Go through the listing beneath this task and return every line that carries the string "FFFFFF".

[TASK INPUTS start]

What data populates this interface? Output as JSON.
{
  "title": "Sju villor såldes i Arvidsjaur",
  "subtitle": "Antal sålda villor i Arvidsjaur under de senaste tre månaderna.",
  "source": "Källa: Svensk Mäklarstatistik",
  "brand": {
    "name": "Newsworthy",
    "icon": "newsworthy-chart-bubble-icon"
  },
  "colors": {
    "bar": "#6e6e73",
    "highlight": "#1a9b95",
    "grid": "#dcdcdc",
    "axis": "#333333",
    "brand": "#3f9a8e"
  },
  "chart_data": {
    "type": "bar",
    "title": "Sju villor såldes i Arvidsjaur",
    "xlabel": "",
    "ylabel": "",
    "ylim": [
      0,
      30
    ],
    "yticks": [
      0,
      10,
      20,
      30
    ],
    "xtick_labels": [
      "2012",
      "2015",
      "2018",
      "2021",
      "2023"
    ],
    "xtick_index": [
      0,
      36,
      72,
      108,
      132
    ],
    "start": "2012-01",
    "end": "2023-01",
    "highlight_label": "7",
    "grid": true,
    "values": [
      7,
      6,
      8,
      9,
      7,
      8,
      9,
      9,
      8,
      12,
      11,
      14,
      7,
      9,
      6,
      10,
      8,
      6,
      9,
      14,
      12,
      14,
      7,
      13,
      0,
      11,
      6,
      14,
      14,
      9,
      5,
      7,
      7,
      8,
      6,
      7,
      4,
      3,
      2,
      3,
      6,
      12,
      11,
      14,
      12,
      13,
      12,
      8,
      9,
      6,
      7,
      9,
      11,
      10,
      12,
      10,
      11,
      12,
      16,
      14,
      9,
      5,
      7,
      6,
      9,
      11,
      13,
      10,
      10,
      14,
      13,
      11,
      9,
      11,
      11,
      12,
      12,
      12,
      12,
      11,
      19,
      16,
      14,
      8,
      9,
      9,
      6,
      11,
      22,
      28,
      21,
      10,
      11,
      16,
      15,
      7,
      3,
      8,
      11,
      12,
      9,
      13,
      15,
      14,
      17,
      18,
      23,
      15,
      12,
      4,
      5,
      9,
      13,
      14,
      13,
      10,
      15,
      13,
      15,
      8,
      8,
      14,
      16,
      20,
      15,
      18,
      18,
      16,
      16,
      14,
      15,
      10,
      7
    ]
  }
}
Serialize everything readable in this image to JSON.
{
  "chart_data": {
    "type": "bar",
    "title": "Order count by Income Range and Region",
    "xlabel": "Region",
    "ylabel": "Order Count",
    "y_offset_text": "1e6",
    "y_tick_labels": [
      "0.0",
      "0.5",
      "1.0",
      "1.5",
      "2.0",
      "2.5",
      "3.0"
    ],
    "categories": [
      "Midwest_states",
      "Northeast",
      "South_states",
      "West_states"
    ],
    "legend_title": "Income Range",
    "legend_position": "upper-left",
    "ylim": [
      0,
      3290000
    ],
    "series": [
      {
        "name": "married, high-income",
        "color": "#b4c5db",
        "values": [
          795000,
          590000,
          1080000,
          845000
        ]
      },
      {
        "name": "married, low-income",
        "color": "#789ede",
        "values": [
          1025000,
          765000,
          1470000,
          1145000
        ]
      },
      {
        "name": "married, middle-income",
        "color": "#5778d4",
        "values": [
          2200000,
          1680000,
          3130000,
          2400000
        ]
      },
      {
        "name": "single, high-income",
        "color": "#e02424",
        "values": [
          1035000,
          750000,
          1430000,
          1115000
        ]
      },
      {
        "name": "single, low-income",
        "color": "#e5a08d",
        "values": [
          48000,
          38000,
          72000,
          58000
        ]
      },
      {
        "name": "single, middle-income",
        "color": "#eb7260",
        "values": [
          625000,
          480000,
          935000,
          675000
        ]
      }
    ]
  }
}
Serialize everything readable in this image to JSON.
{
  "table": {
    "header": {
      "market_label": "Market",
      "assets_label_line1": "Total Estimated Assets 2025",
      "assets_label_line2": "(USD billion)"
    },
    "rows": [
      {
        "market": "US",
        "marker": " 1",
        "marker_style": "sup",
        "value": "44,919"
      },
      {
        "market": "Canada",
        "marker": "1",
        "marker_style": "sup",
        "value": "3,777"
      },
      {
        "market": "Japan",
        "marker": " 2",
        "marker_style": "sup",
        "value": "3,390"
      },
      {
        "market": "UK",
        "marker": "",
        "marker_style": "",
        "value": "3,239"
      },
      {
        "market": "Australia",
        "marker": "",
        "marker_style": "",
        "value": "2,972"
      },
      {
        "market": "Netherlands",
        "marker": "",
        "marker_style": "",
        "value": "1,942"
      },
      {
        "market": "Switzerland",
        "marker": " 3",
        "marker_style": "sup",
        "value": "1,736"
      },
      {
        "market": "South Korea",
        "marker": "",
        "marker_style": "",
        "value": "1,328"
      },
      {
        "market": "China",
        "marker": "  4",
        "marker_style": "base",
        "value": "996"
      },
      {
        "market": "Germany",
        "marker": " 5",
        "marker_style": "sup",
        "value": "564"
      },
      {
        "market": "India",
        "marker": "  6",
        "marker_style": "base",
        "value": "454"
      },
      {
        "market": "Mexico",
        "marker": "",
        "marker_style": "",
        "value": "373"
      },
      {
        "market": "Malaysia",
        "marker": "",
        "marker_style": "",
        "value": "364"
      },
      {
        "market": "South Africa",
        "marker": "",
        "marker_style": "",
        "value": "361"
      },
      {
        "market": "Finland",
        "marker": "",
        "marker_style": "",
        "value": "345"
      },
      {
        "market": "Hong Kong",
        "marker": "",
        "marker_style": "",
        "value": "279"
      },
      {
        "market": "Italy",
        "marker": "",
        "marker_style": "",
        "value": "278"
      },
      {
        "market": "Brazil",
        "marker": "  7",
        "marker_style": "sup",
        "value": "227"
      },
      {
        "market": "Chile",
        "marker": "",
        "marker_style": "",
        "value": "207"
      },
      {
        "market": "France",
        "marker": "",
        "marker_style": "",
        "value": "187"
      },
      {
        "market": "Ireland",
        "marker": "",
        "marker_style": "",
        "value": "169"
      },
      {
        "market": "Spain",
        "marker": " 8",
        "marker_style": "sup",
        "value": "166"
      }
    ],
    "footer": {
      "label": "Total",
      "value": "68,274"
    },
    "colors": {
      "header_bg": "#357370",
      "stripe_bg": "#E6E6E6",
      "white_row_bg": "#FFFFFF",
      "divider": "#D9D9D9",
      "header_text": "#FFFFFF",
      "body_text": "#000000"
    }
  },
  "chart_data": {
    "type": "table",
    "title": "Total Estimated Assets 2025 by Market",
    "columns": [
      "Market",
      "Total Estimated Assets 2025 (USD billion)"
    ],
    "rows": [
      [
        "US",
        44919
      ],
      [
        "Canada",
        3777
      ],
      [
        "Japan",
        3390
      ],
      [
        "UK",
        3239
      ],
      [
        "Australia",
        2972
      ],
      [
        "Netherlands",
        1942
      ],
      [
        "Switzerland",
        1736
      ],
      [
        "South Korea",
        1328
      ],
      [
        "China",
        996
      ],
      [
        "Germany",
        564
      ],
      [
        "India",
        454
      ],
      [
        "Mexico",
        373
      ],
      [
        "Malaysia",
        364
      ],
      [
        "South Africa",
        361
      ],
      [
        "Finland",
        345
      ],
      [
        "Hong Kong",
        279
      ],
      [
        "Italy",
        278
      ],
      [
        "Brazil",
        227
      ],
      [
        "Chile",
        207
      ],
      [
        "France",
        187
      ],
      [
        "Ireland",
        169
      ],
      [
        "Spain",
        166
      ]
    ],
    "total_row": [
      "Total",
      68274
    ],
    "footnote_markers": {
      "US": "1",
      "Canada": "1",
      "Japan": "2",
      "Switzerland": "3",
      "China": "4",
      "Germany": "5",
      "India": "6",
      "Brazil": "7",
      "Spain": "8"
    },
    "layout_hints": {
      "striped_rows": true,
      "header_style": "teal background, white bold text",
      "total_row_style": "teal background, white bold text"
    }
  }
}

[TASK INPUTS end]

WRITTEN ANSWER
      "white_row_bg": "#FFFFFF",
      "header_text": "#FFFFFF",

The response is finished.